* START RECORDS TO USE *
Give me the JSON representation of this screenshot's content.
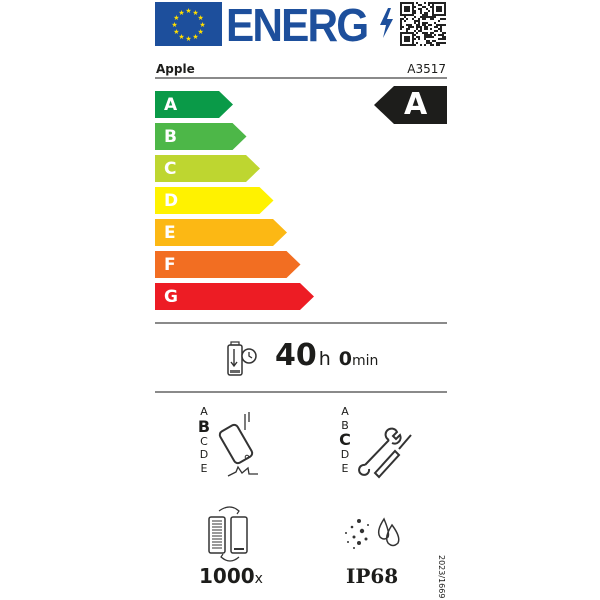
{
  "header": {
    "logo_text": "ENERG",
    "brand": "Apple",
    "model": "A3517"
  },
  "scale": {
    "classes": [
      {
        "letter": "A",
        "color": "#0a9a48"
      },
      {
        "letter": "B",
        "color": "#4db748"
      },
      {
        "letter": "C",
        "color": "#bed630"
      },
      {
        "letter": "D",
        "color": "#fff200"
      },
      {
        "letter": "E",
        "color": "#fcb814"
      },
      {
        "letter": "F",
        "color": "#f26e22"
      },
      {
        "letter": "G",
        "color": "#ed1c24"
      }
    ],
    "rating": "A"
  },
  "battery_endurance": {
    "hours": "40",
    "hours_unit": "h",
    "minutes": "0",
    "minutes_unit": "min"
  },
  "drop_resistance": {
    "classes": [
      "A",
      "B",
      "C",
      "D",
      "E"
    ],
    "selected": "B",
    "icon": "falling-phone-icon"
  },
  "repairability": {
    "classes": [
      "A",
      "B",
      "C",
      "D",
      "E"
    ],
    "selected": "C",
    "icon": "wrench-screwdriver-icon"
  },
  "battery_cycles": {
    "value": "1000",
    "unit": "x"
  },
  "ingress_protection": {
    "value": "IP68"
  },
  "regulation": "2023/1669"
}
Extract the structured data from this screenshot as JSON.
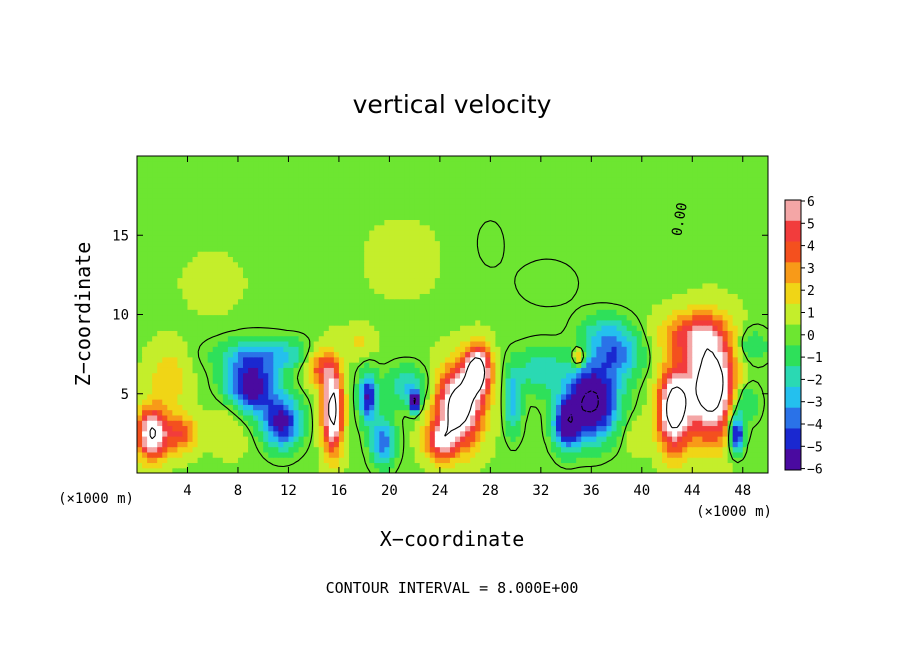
{
  "chart_data": {
    "type": "heatmap",
    "title": "vertical velocity",
    "xlabel": "X−coordinate",
    "ylabel": "Z−coordinate",
    "x_unit": "(×1000 m)",
    "xlim": [
      0,
      50
    ],
    "ylim": [
      0,
      20
    ],
    "x_ticks": [
      "4",
      "8",
      "12",
      "16",
      "20",
      "24",
      "28",
      "32",
      "36",
      "40",
      "44",
      "48"
    ],
    "y_ticks": [
      "5",
      "10",
      "15"
    ],
    "colorbar": {
      "ticks": [
        "6",
        "5",
        "4",
        "3",
        "2",
        "1",
        "0",
        "−1",
        "−2",
        "−3",
        "−4",
        "−5",
        "−6"
      ],
      "colors": [
        "#f4a6a6",
        "#f23c3c",
        "#f4501e",
        "#f89a18",
        "#f0d516",
        "#c4ee2b",
        "#6de631",
        "#2ee05a",
        "#2ad9b3",
        "#24c0ee",
        "#2a72e8",
        "#1a28d0",
        "#4a0aa0"
      ]
    },
    "background_level": 0.3,
    "cells": [
      {
        "x": 6,
        "z": 12,
        "v": 1.2,
        "sx": 2.0,
        "sz": 1.5
      },
      {
        "x": 2.5,
        "z": 6,
        "v": 2.0,
        "sx": 1.6,
        "sz": 2.0
      },
      {
        "x": 1.2,
        "z": 2.5,
        "v": 8.0,
        "sx": 1.2,
        "sz": 1.6
      },
      {
        "x": 3.5,
        "z": 2.5,
        "v": 4.0,
        "sx": 1.2,
        "sz": 1.2
      },
      {
        "x": 9,
        "z": 5.5,
        "v": -7.0,
        "sx": 2.0,
        "sz": 1.8
      },
      {
        "x": 11.5,
        "z": 3.2,
        "v": -6.0,
        "sx": 1.5,
        "sz": 1.6
      },
      {
        "x": 10.5,
        "z": 7.5,
        "v": -3.0,
        "sx": 4.0,
        "sz": 1.0
      },
      {
        "x": 7.5,
        "z": 3.5,
        "v": 1.5,
        "sx": 1.6,
        "sz": 2.0
      },
      {
        "x": 14.5,
        "z": 6.8,
        "v": 4.0,
        "sx": 1.2,
        "sz": 1.2
      },
      {
        "x": 15.5,
        "z": 4.0,
        "v": 9.0,
        "sx": 0.8,
        "sz": 2.6
      },
      {
        "x": 18.3,
        "z": 4.8,
        "v": -6.0,
        "sx": 0.7,
        "sz": 1.5
      },
      {
        "x": 19.5,
        "z": 2.0,
        "v": -4.5,
        "sx": 1.0,
        "sz": 1.5
      },
      {
        "x": 21.5,
        "z": 5.5,
        "v": -3.0,
        "sx": 1.8,
        "sz": 1.2
      },
      {
        "x": 17.5,
        "z": 8.2,
        "v": 1.5,
        "sx": 1.2,
        "sz": 1.0
      },
      {
        "x": 22,
        "z": 4.5,
        "v": -8.0,
        "sx": 0.4,
        "sz": 0.6
      },
      {
        "x": 25.5,
        "z": 4.2,
        "v": 9.5,
        "sx": 1.8,
        "sz": 2.4
      },
      {
        "x": 27,
        "z": 6.5,
        "v": 9.0,
        "sx": 1.0,
        "sz": 1.5
      },
      {
        "x": 24,
        "z": 2.0,
        "v": 5.0,
        "sx": 1.2,
        "sz": 1.2
      },
      {
        "x": 29.8,
        "z": 4.5,
        "v": -3.5,
        "sx": 0.7,
        "sz": 2.0
      },
      {
        "x": 32,
        "z": 6.5,
        "v": -2.5,
        "sx": 2.0,
        "sz": 1.5
      },
      {
        "x": 36,
        "z": 4.5,
        "v": -9.0,
        "sx": 2.0,
        "sz": 2.2
      },
      {
        "x": 34,
        "z": 3.0,
        "v": -6.0,
        "sx": 1.0,
        "sz": 1.5
      },
      {
        "x": 38,
        "z": 7.5,
        "v": -4.0,
        "sx": 2.0,
        "sz": 1.5
      },
      {
        "x": 35,
        "z": 7.3,
        "v": 4.0,
        "sx": 0.5,
        "sz": 0.6
      },
      {
        "x": 37,
        "z": 9.0,
        "v": -2.0,
        "sx": 2.0,
        "sz": 1.2
      },
      {
        "x": 39.5,
        "z": 2.5,
        "v": 1.0,
        "sx": 1.0,
        "sz": 1.2
      },
      {
        "x": 42.5,
        "z": 4.0,
        "v": 9.0,
        "sx": 1.2,
        "sz": 2.5
      },
      {
        "x": 45.5,
        "z": 5.5,
        "v": 10.0,
        "sx": 2.0,
        "sz": 3.2
      },
      {
        "x": 44,
        "z": 8.8,
        "v": 4.0,
        "sx": 2.5,
        "sz": 1.4
      },
      {
        "x": 47.5,
        "z": 2.5,
        "v": -7.0,
        "sx": 0.6,
        "sz": 1.2
      },
      {
        "x": 48,
        "z": 4.5,
        "v": -3.0,
        "sx": 1.2,
        "sz": 1.5
      },
      {
        "x": 48.5,
        "z": 8.0,
        "v": -2.0,
        "sx": 1.5,
        "sz": 1.2
      },
      {
        "x": 32.5,
        "z": 12.0,
        "v": -0.8,
        "sx": 2.5,
        "sz": 1.5
      },
      {
        "x": 28,
        "z": 14.5,
        "v": -0.5,
        "sx": 1.5,
        "sz": 2.0
      },
      {
        "x": 21,
        "z": 13.5,
        "v": 0.6,
        "sx": 3.0,
        "sz": 2.5
      }
    ],
    "contour_interval": "CONTOUR INTERVAL =  8.000E+00",
    "contour_label": "0.00"
  }
}
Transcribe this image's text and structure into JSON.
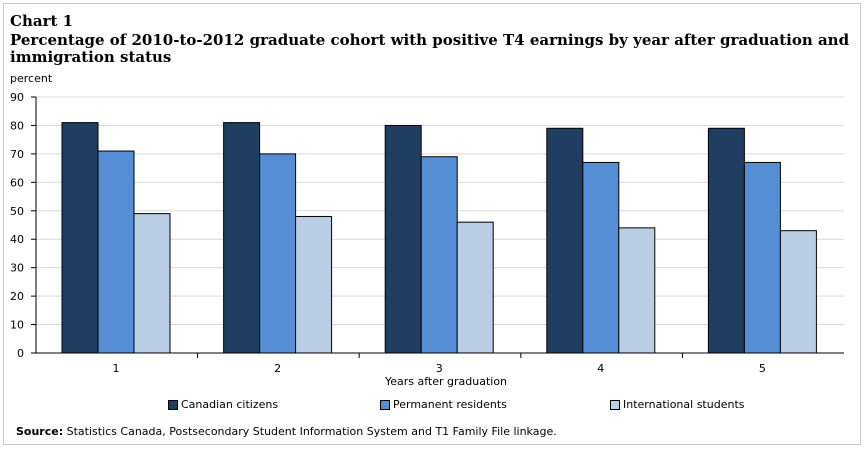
{
  "chart_number": "Chart 1",
  "title": "Percentage of 2010-to-2012 graduate cohort with positive T4 earnings by year after graduation and immigration status",
  "source_label": "Source:",
  "source_text": "Statistics Canada, Postsecondary Student Information System and T1 Family File linkage.",
  "colors": {
    "canadian": "#203e61",
    "permanent": "#558ed5",
    "international": "#b9cde5"
  },
  "chart_data": {
    "type": "bar",
    "title": "Percentage of 2010-to-2012 graduate cohort with positive T4 earnings by year after graduation and immigration status",
    "xlabel": "Years after graduation",
    "ylabel": "percent",
    "ylim": [
      0,
      90
    ],
    "yticks": [
      0,
      10,
      20,
      30,
      40,
      50,
      60,
      70,
      80,
      90
    ],
    "categories": [
      "1",
      "2",
      "3",
      "4",
      "5"
    ],
    "series": [
      {
        "name": "Canadian citizens",
        "values": [
          81,
          81,
          80,
          79,
          79
        ]
      },
      {
        "name": "Permanent residents",
        "values": [
          71,
          70,
          69,
          67,
          67
        ]
      },
      {
        "name": "International students",
        "values": [
          49,
          48,
          46,
          44,
          43
        ]
      }
    ],
    "grid": true,
    "legend": "bottom"
  }
}
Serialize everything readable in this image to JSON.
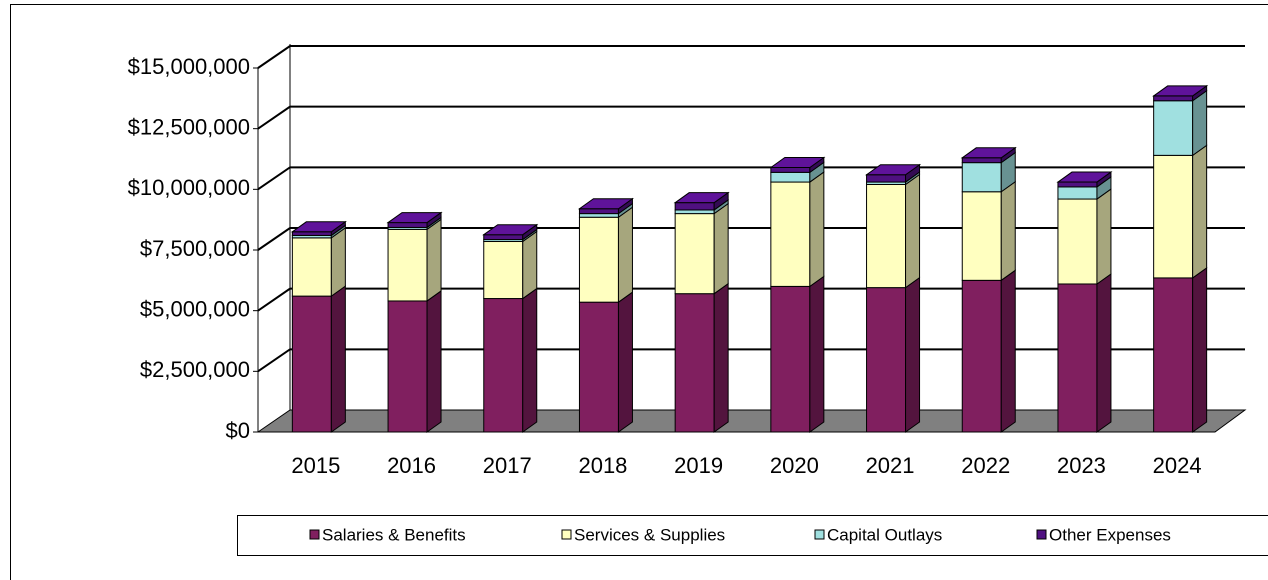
{
  "chart_data": {
    "type": "bar3d_stacked",
    "categories": [
      "2015",
      "2016",
      "2017",
      "2018",
      "2019",
      "2020",
      "2021",
      "2022",
      "2023",
      "2024"
    ],
    "series": [
      {
        "name": "Salaries & Benefits",
        "color": "#801f5f",
        "values": [
          5600000,
          5400000,
          5500000,
          5350000,
          5700000,
          6000000,
          5950000,
          6250000,
          6100000,
          6350000
        ]
      },
      {
        "name": "Services & Supplies",
        "color": "#ffffc0",
        "values": [
          2400000,
          2950000,
          2350000,
          3500000,
          3300000,
          4300000,
          4250000,
          3650000,
          3500000,
          5050000
        ]
      },
      {
        "name": "Capital Outlays",
        "color": "#a0e0e0",
        "values": [
          100000,
          80000,
          80000,
          150000,
          150000,
          400000,
          100000,
          1200000,
          500000,
          2250000
        ]
      },
      {
        "name": "Other Expenses",
        "color": "#4f1080",
        "values": [
          150000,
          200000,
          200000,
          200000,
          300000,
          200000,
          300000,
          200000,
          200000,
          200000
        ]
      }
    ],
    "ylim": [
      0,
      15000000
    ],
    "yticks": [
      {
        "value": 0,
        "label": "$0"
      },
      {
        "value": 2500000,
        "label": "$2,500,000"
      },
      {
        "value": 5000000,
        "label": "$5,000,000"
      },
      {
        "value": 7500000,
        "label": "$7,500,000"
      },
      {
        "value": 10000000,
        "label": "$10,000,000"
      },
      {
        "value": 12500000,
        "label": "$12,500,000"
      },
      {
        "value": 15000000,
        "label": "$15,000,000"
      }
    ],
    "grid": true
  }
}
* END RECORDS TO USE *
From the data above, work out how many lines contain the string "positive" and reply with only the number.

_RESULT_:
2